[Opening Data for analysis section]
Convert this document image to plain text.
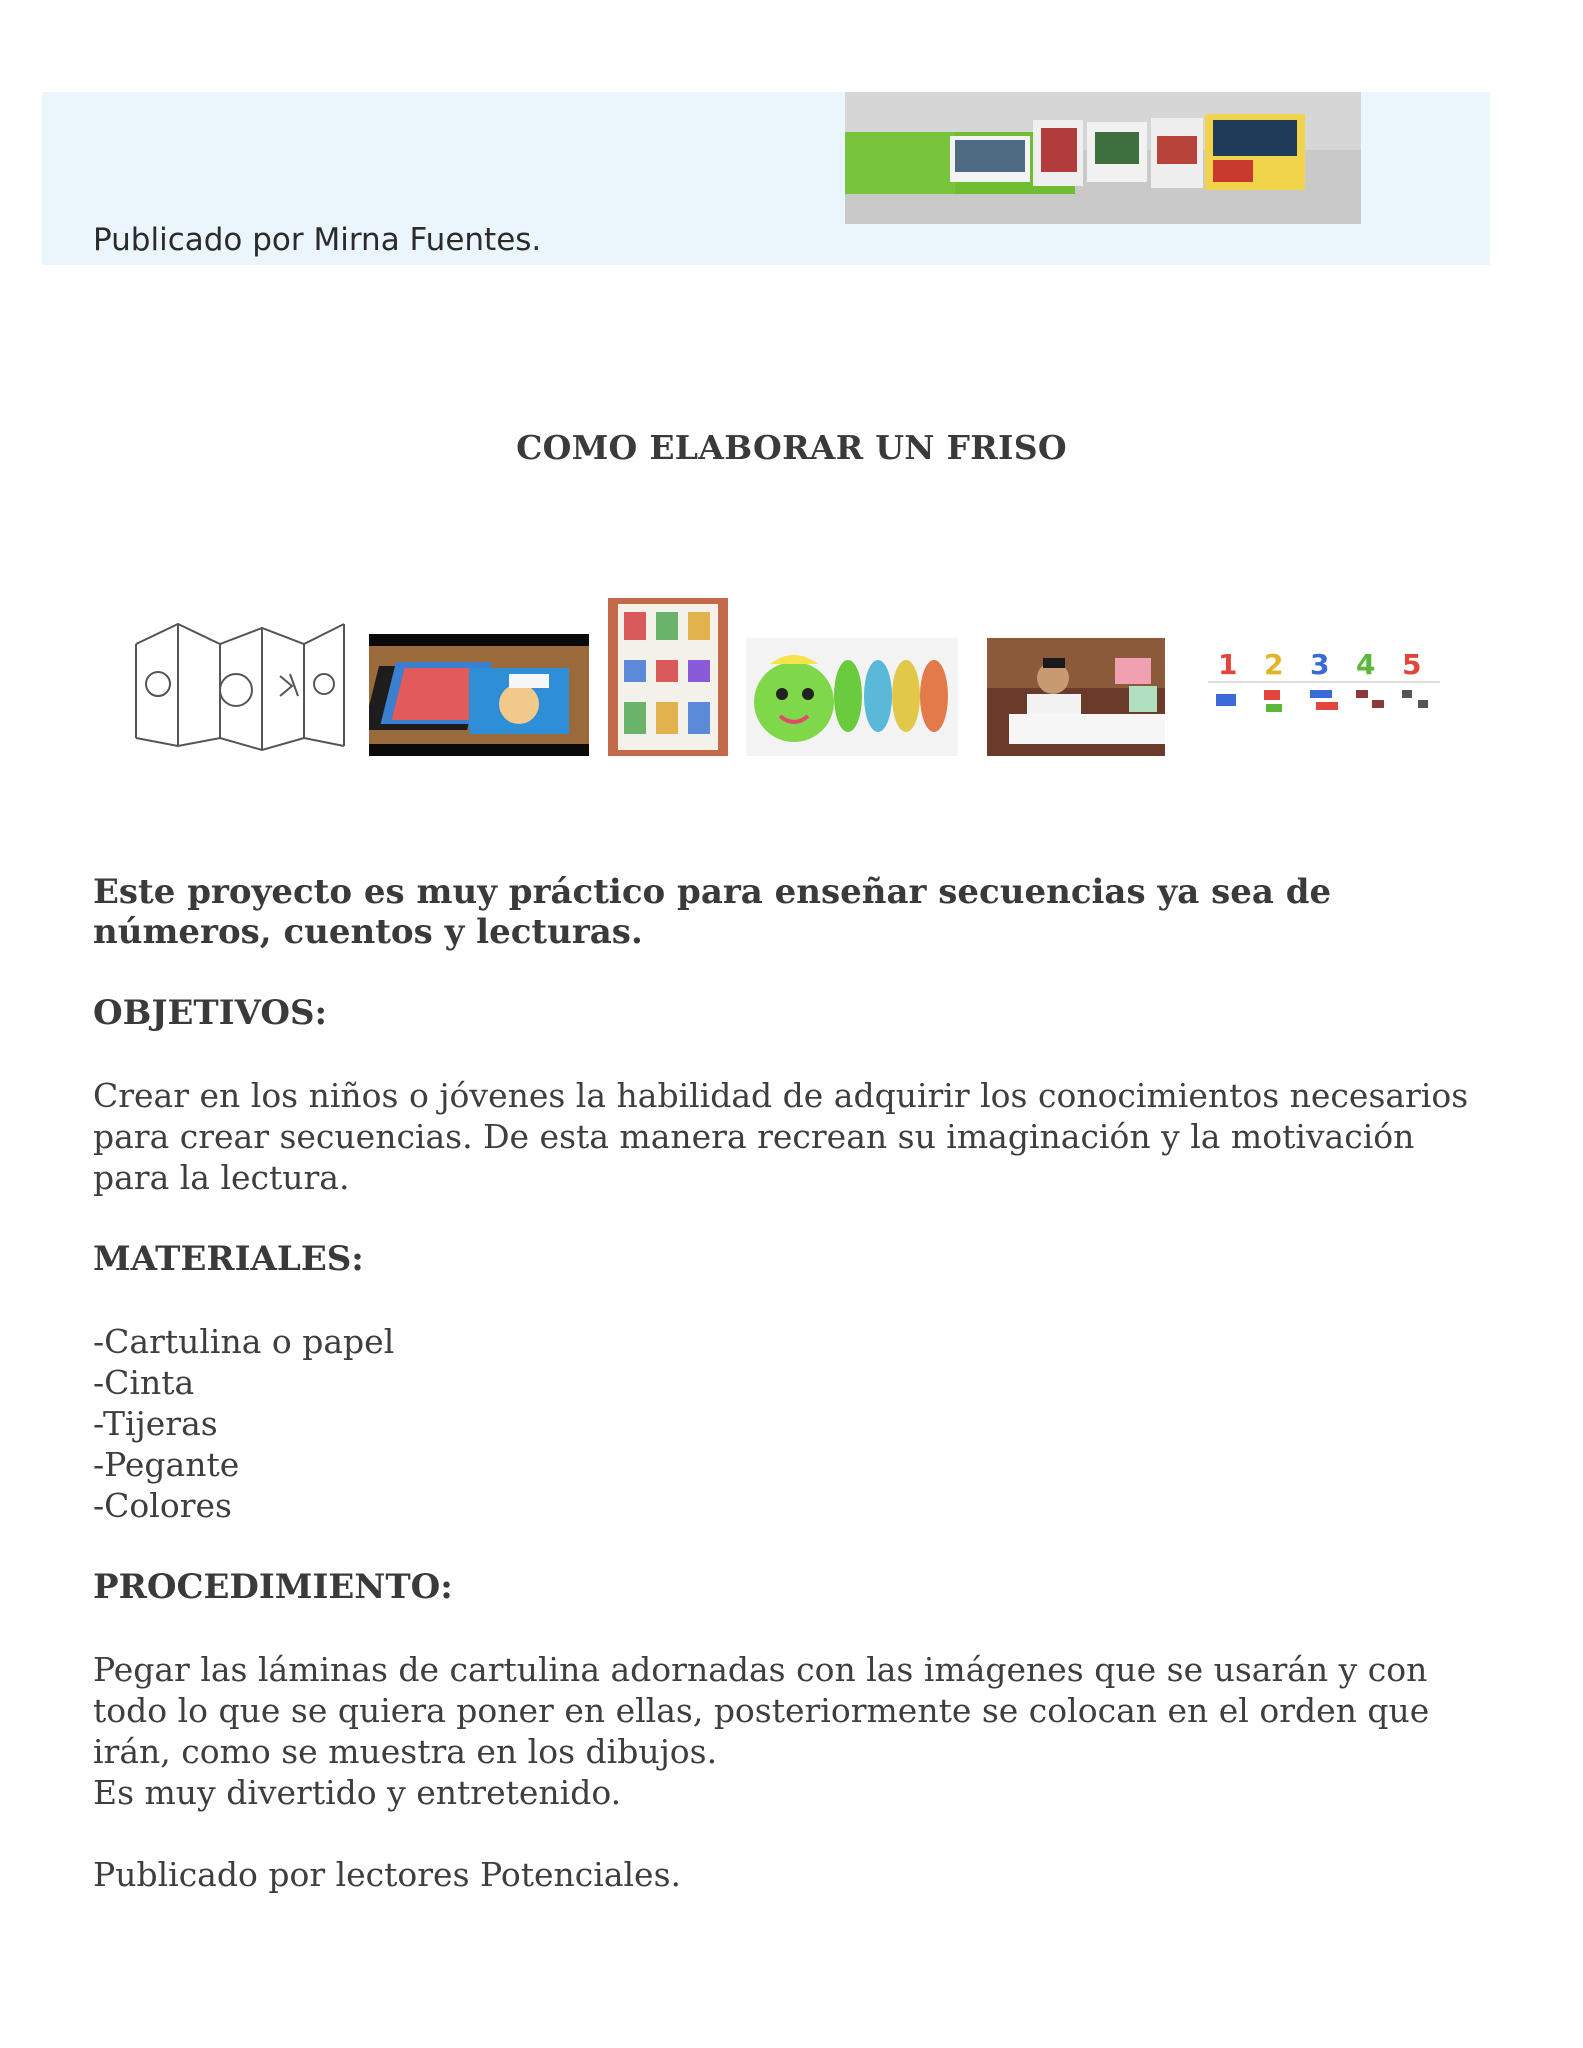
Publicado por Mirna Fuentes.
COMO ELABORAR UN FRISO
1 2 3 4 5

Este proyecto es muy práctico para enseñar secuencias ya sea de números, cuentos y lecturas.

OBJETIVOS:

Crear en los niños o jóvenes la habilidad de adquirir los conocimientos necesarios para crear secuencias. De esta manera recrean su imaginación y la motivación para la lectura.

MATERIALES:

-Cartulina o papel
-Cinta
-Tijeras
-Pegante
-Colores

PROCEDIMIENTO:

Pegar las láminas de cartulina adornadas con las imágenes que se usarán y con todo lo que se quiera poner en ellas, posteriormente se colocan en el orden que irán, como se muestra en los dibujos.

Es muy divertido y entretenido.

Publicado por lectores Potenciales.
[Closing Data for analysis section]
→ Required action
In the copy, include every record exactly and no pictures at all.

→ Response to this exercise
Convert this document image to plain text.
Publicado por Mirna Fuentes.
COMO ELABORAR UN FRISO
1 2 3 4 5

Este proyecto es muy práctico para enseñar secuencias ya sea de números, cuentos y lecturas.

OBJETIVOS:

Crear en los niños o jóvenes la habilidad de adquirir los conocimientos necesarios para crear secuencias. De esta manera recrean su imaginación y la motivación para la lectura.

MATERIALES:

-Cartulina o papel
-Cinta
-Tijeras
-Pegante
-Colores

PROCEDIMIENTO:

Pegar las láminas de cartulina adornadas con las imágenes que se usarán y con todo lo que se quiera poner en ellas, posteriormente se colocan en el orden que irán, como se muestra en los dibujos.

Es muy divertido y entretenido.

Publicado por lectores Potenciales.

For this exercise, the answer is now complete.